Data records
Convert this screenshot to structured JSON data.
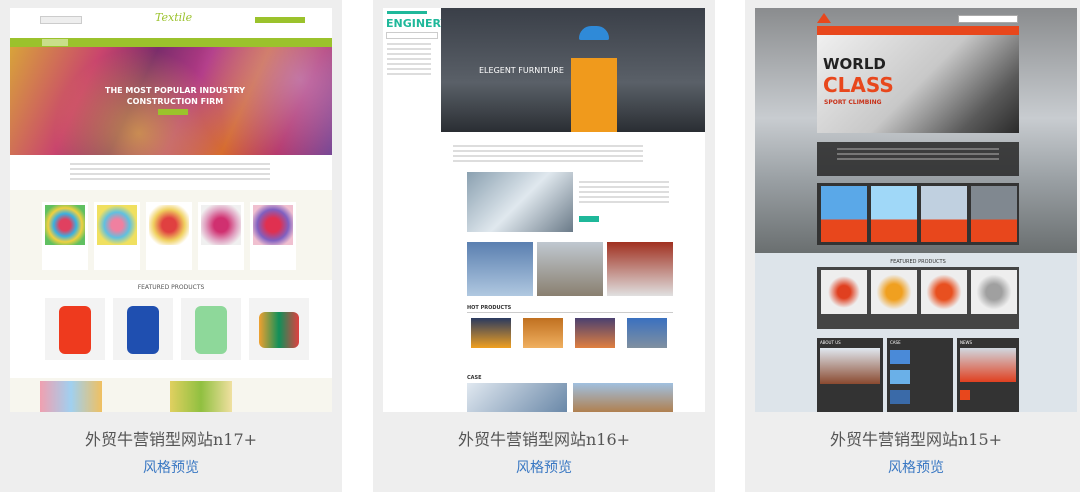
{
  "templates": [
    {
      "caption": "外贸牛营销型网站n17+",
      "preview_label": "风格预览",
      "logo_text": "Textile",
      "hero_title": "THE MOST POPULAR INDUSTRY CONSTRUCTION FIRM",
      "section_title": "FEATURED PRODUCTS",
      "colors": {
        "accent": "#9bc22c",
        "bg": "#f7f6ee"
      }
    },
    {
      "caption": "外贸牛营销型网站n16+",
      "preview_label": "风格预览",
      "logo_text": "ENGINERY",
      "hero_title": "ELEGENT FURNITURE",
      "section_title": "HOT PRODUCTS",
      "case_title": "CASE",
      "colors": {
        "accent": "#1fb89a",
        "bg": "#ffffff"
      }
    },
    {
      "caption": "外贸牛营销型网站n15+",
      "preview_label": "风格预览",
      "hero_title_1": "WORLD",
      "hero_title_2": "CLASS",
      "hero_sub": "SPORT CLIMBING",
      "section_title": "FEATURED PRODUCTS",
      "about_title": "ABOUT US",
      "news_title": "NEWS",
      "case_title": "CASE",
      "colors": {
        "accent": "#e8471c",
        "bg": "#dde4ea"
      }
    }
  ]
}
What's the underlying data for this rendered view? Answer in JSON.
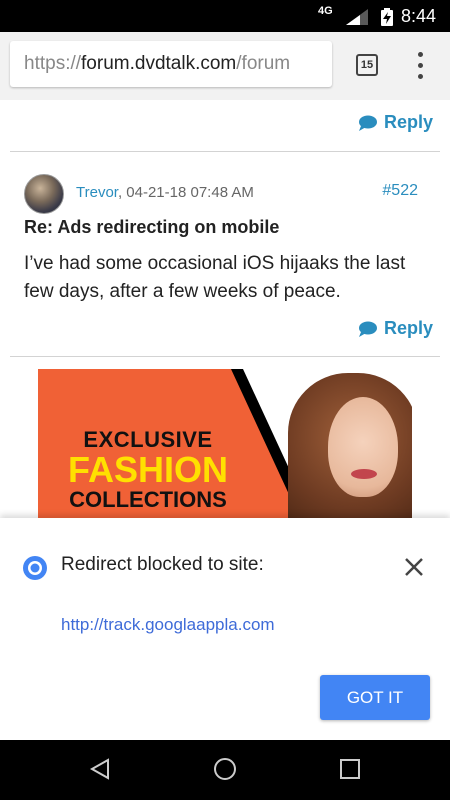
{
  "status": {
    "network": "4G",
    "time": "8:44"
  },
  "browser": {
    "url_scheme": "https://",
    "url_domain": "forum.dvdtalk.com",
    "url_path": "/forum",
    "tab_count": "15"
  },
  "posts": [
    {
      "reply_label": "Reply"
    },
    {
      "username": "Trevor",
      "date": ", 04-21-18 07:48 AM",
      "post_number": "#522",
      "title": "Re: Ads redirecting on mobile",
      "body": "I’ve had some occasional iOS hijaaks the last few days, after a few weeks of peace.",
      "reply_label": "Reply"
    }
  ],
  "ad": {
    "line1": "EXCLUSIVE",
    "line2": "FASHION",
    "line3": "COLLECTIONS"
  },
  "redirect_sheet": {
    "message": "Redirect blocked to site:",
    "url": "http://track.googlaappla.com",
    "button_label": "GOT IT"
  },
  "colors": {
    "accent": "#2a8dbe",
    "button": "#4285f4",
    "link": "#3e6bd8"
  }
}
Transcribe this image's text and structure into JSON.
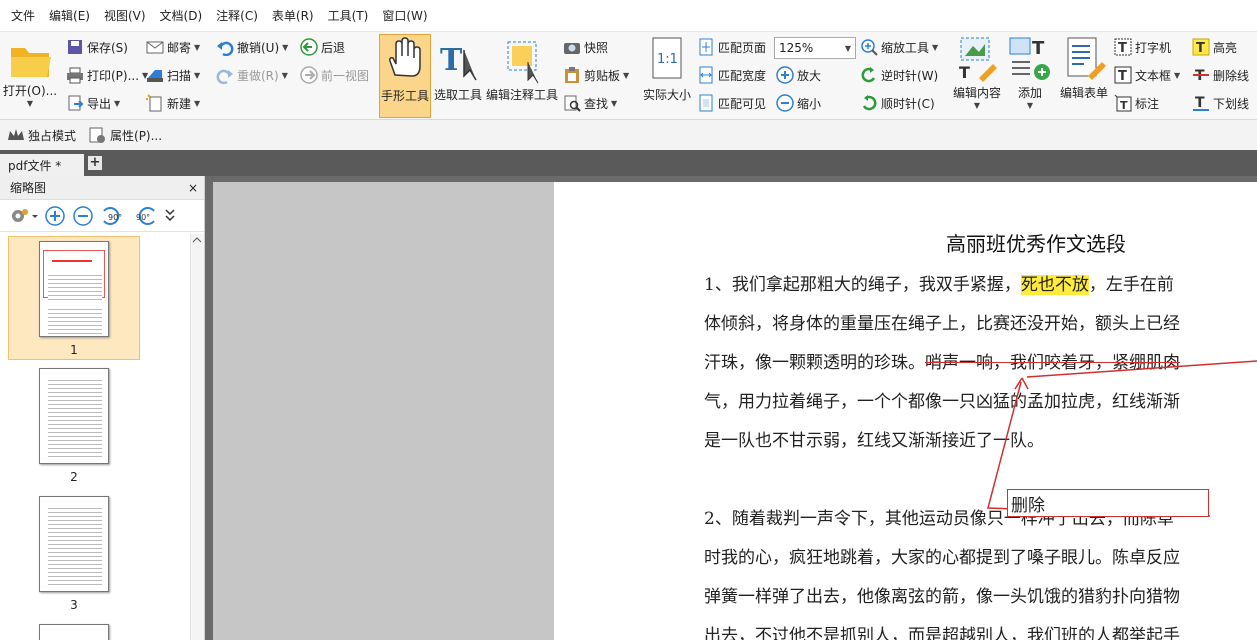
{
  "menu": [
    "文件",
    "编辑(E)",
    "视图(V)",
    "文档(D)",
    "注释(C)",
    "表单(R)",
    "工具(T)",
    "窗口(W)"
  ],
  "ribbon": {
    "open": "打开(O)...",
    "save": "保存(S)",
    "print": "打印(P)...",
    "export": "导出",
    "mail": "邮寄",
    "scan": "扫描",
    "new": "新建",
    "undo": "撤销(U)",
    "redo": "重做(R)",
    "back": "后退",
    "forward": "前一视图",
    "hand_tool": "手形工具",
    "select_tool": "选取工具",
    "edit_annot_tool": "编辑注释工具",
    "snapshot": "快照",
    "clipboard": "剪贴板",
    "find": "查找",
    "actual_size": "实际大小",
    "actual_size_icon_text": "1:1",
    "fit_page": "匹配页面",
    "fit_width": "匹配宽度",
    "fit_visible": "匹配可见",
    "zoom_value": "125%",
    "zoom_in": "放大",
    "zoom_out": "缩小",
    "zoom_tool": "缩放工具",
    "rotate_ccw": "逆时针(W)",
    "rotate_cw": "顺时针(C)",
    "edit_content": "编辑内容",
    "add": "添加",
    "edit_form": "编辑表单",
    "typewriter": "打字机",
    "textbox": "文本框",
    "callout": "标注",
    "highlight": "高亮",
    "strikeout": "删除线",
    "underline": "下划线"
  },
  "subbar": {
    "exclusive_mode": "独占模式",
    "properties": "属性(P)..."
  },
  "tab": {
    "name": "pdf文件 *",
    "new": "+"
  },
  "sidebar": {
    "title": "缩略图",
    "close": "×",
    "rotate_left": "90°",
    "rotate_right": "90°",
    "pages": [
      "1",
      "2",
      "3"
    ]
  },
  "document": {
    "title": "高丽班优秀作文选段",
    "p1_l1_a": "1、我们拿起那粗大的绳子，我双手紧握，",
    "p1_l1_hl": "死也不放",
    "p1_l1_b": "，左手在前",
    "p1_l2": "体倾斜，将身体的重量压在绳子上，比赛还没开始，额头上已经",
    "p1_l3_a": "汗珠，像一颗颗透明的珍珠。",
    "p1_l3_strike": "哨声一响，我们咬着牙，紧绷肌肉",
    "p1_l4": "气，用力拉着绳子，一个个都像一只凶猛的孟加拉虎，红线渐渐",
    "p1_l5": "是一队也不甘示弱，红线又渐渐接近了一队。",
    "p2_l1": "2、随着裁判一声令下，其他运动员像只一样冲了出去，而陈卓",
    "p2_l2": "时我的心，疯狂地跳着，大家的心都提到了嗓子眼儿。陈卓反应",
    "p2_l3": "弹簧一样弹了出去，他像离弦的箭，像一头饥饿的猎豹扑向猎物",
    "p2_l4": "出去，不过他不是抓别人，而是超越别人，我们班的人都举起手",
    "popup": "删除"
  },
  "colors": {
    "highlight": "#ffeb3b",
    "markup": "#d32f2f",
    "accent": "#fbd68a"
  }
}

TASK INSTRUCTIONS >> Return the records exactly. Don't carry the pictures over.

TASK OUTPUT >>
Convert this screenshot to structured JSON data.
{
  "templates": [
    {
      "caption": "外贸牛营销型网站n17+",
      "preview_label": "风格预览",
      "logo_text": "Textile",
      "hero_title": "THE MOST POPULAR INDUSTRY CONSTRUCTION FIRM",
      "section_title": "FEATURED PRODUCTS",
      "colors": {
        "accent": "#9bc22c",
        "bg": "#f7f6ee"
      }
    },
    {
      "caption": "外贸牛营销型网站n16+",
      "preview_label": "风格预览",
      "logo_text": "ENGINERY",
      "hero_title": "ELEGENT FURNITURE",
      "section_title": "HOT PRODUCTS",
      "case_title": "CASE",
      "colors": {
        "accent": "#1fb89a",
        "bg": "#ffffff"
      }
    },
    {
      "caption": "外贸牛营销型网站n15+",
      "preview_label": "风格预览",
      "hero_title_1": "WORLD",
      "hero_title_2": "CLASS",
      "hero_sub": "SPORT CLIMBING",
      "section_title": "FEATURED PRODUCTS",
      "about_title": "ABOUT US",
      "news_title": "NEWS",
      "case_title": "CASE",
      "colors": {
        "accent": "#e8471c",
        "bg": "#dde4ea"
      }
    }
  ]
}
What's the underlying data for this rendered view? Answer in JSON.
{
  "status": {
    "network": "4G",
    "time": "8:44"
  },
  "browser": {
    "url_scheme": "https://",
    "url_domain": "forum.dvdtalk.com",
    "url_path": "/forum",
    "tab_count": "15"
  },
  "posts": [
    {
      "reply_label": "Reply"
    },
    {
      "username": "Trevor",
      "date": ", 04-21-18 07:48 AM",
      "post_number": "#522",
      "title": "Re: Ads redirecting on mobile",
      "body": "I’ve had some occasional iOS hijaaks the last few days, after a few weeks of peace.",
      "reply_label": "Reply"
    }
  ],
  "ad": {
    "line1": "EXCLUSIVE",
    "line2": "FASHION",
    "line3": "COLLECTIONS"
  },
  "redirect_sheet": {
    "message": "Redirect blocked to site:",
    "url": "http://track.googlaappla.com",
    "button_label": "GOT IT"
  },
  "colors": {
    "accent": "#2a8dbe",
    "button": "#4285f4",
    "link": "#3e6bd8"
  }
}
Transcribe this image's text and structure into JSON.
{
  "menu": [
    "文件",
    "编辑(E)",
    "视图(V)",
    "文档(D)",
    "注释(C)",
    "表单(R)",
    "工具(T)",
    "窗口(W)"
  ],
  "ribbon": {
    "open": "打开(O)...",
    "save": "保存(S)",
    "print": "打印(P)...",
    "export": "导出",
    "mail": "邮寄",
    "scan": "扫描",
    "new": "新建",
    "undo": "撤销(U)",
    "redo": "重做(R)",
    "back": "后退",
    "forward": "前一视图",
    "hand_tool": "手形工具",
    "select_tool": "选取工具",
    "edit_annot_tool": "编辑注释工具",
    "snapshot": "快照",
    "clipboard": "剪贴板",
    "find": "查找",
    "actual_size": "实际大小",
    "actual_size_icon_text": "1:1",
    "fit_page": "匹配页面",
    "fit_width": "匹配宽度",
    "fit_visible": "匹配可见",
    "zoom_value": "125%",
    "zoom_in": "放大",
    "zoom_out": "缩小",
    "zoom_tool": "缩放工具",
    "rotate_ccw": "逆时针(W)",
    "rotate_cw": "顺时针(C)",
    "edit_content": "编辑内容",
    "add": "添加",
    "edit_form": "编辑表单",
    "typewriter": "打字机",
    "textbox": "文本框",
    "callout": "标注",
    "highlight": "高亮",
    "strikeout": "删除线",
    "underline": "下划线"
  },
  "subbar": {
    "exclusive_mode": "独占模式",
    "properties": "属性(P)..."
  },
  "tab": {
    "name": "pdf文件 *",
    "new": "+"
  },
  "sidebar": {
    "title": "缩略图",
    "close": "×",
    "rotate_left": "90°",
    "rotate_right": "90°",
    "pages": [
      "1",
      "2",
      "3"
    ]
  },
  "document": {
    "title": "高丽班优秀作文选段",
    "p1_l1_a": "1、我们拿起那粗大的绳子，我双手紧握，",
    "p1_l1_hl": "死也不放",
    "p1_l1_b": "，左手在前",
    "p1_l2": "体倾斜，将身体的重量压在绳子上，比赛还没开始，额头上已经",
    "p1_l3_a": "汗珠，像一颗颗透明的珍珠。",
    "p1_l3_strike": "哨声一响，我们咬着牙，紧绷肌肉",
    "p1_l4": "气，用力拉着绳子，一个个都像一只凶猛的孟加拉虎，红线渐渐",
    "p1_l5": "是一队也不甘示弱，红线又渐渐接近了一队。",
    "p2_l1": "2、随着裁判一声令下，其他运动员像只一样冲了出去，而陈卓",
    "p2_l2": "时我的心，疯狂地跳着，大家的心都提到了嗓子眼儿。陈卓反应",
    "p2_l3": "弹簧一样弹了出去，他像离弦的箭，像一头饥饿的猎豹扑向猎物",
    "p2_l4": "出去，不过他不是抓别人，而是超越别人，我们班的人都举起手",
    "popup": "删除"
  },
  "colors": {
    "highlight": "#ffeb3b",
    "markup": "#d32f2f",
    "accent": "#fbd68a"
  }
}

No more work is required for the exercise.